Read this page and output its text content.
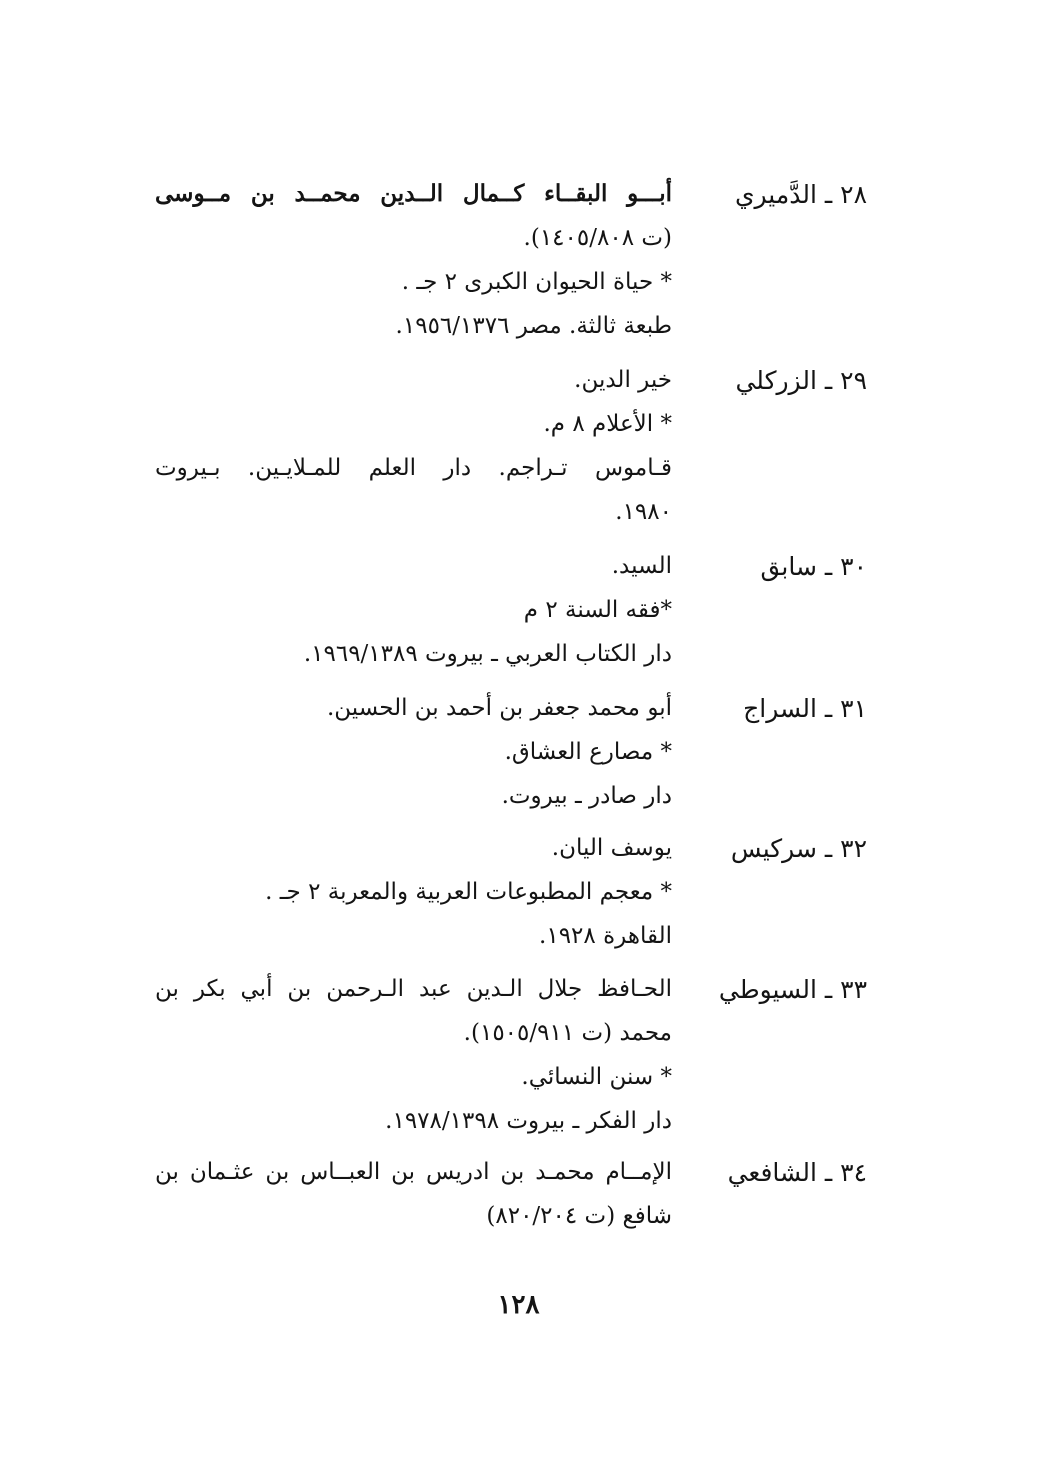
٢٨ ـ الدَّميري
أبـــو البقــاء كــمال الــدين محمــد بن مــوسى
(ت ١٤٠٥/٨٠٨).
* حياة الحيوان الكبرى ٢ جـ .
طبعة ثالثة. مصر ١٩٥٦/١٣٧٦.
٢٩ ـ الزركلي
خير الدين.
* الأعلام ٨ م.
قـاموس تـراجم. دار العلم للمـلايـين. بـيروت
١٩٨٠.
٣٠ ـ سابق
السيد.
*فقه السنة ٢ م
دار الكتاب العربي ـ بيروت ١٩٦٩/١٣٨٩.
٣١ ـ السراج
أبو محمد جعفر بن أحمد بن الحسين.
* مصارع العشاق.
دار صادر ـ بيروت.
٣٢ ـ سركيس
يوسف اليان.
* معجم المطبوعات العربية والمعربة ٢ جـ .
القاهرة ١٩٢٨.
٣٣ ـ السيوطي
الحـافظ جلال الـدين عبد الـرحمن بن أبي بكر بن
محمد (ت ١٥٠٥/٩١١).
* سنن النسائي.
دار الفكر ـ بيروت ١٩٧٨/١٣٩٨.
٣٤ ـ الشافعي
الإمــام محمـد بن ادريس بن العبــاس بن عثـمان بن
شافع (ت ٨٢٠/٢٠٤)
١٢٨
--*--
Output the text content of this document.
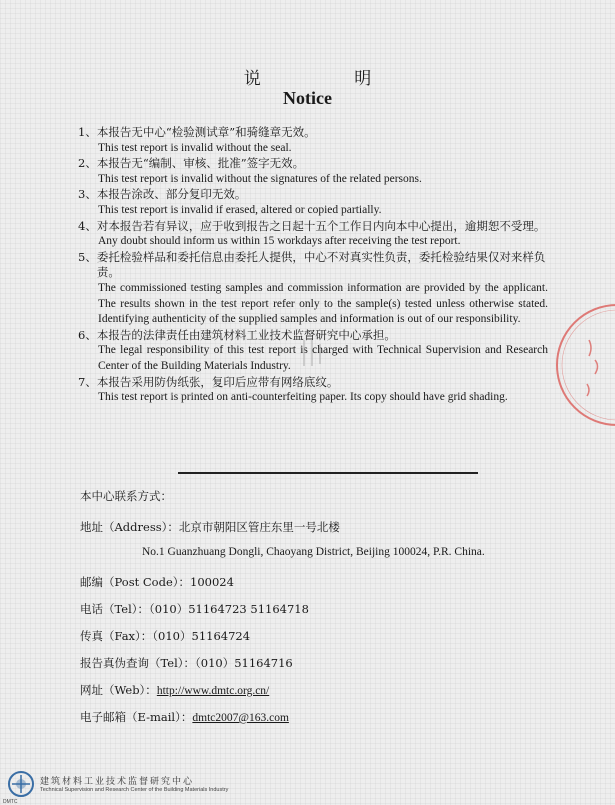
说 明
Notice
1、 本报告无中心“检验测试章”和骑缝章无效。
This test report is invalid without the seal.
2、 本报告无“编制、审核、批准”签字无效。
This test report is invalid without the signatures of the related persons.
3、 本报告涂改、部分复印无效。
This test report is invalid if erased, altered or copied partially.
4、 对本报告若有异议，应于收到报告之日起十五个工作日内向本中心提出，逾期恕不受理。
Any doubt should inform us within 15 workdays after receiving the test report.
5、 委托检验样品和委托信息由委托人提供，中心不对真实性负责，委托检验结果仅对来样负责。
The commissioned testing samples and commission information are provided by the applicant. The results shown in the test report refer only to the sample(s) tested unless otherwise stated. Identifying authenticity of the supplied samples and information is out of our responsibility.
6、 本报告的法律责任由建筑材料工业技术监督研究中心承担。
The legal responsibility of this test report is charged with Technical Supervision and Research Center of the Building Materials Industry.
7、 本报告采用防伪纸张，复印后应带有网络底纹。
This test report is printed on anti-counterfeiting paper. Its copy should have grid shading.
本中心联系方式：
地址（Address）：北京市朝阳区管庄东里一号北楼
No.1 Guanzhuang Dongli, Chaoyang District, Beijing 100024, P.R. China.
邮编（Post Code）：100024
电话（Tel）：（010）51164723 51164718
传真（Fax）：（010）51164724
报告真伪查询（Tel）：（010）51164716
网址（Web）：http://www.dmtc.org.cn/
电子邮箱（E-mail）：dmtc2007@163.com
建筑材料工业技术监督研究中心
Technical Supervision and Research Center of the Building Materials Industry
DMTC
--*--
Stated problem:
Give nothing but the count of lines in the listing above that hold the string "report".

The output:
7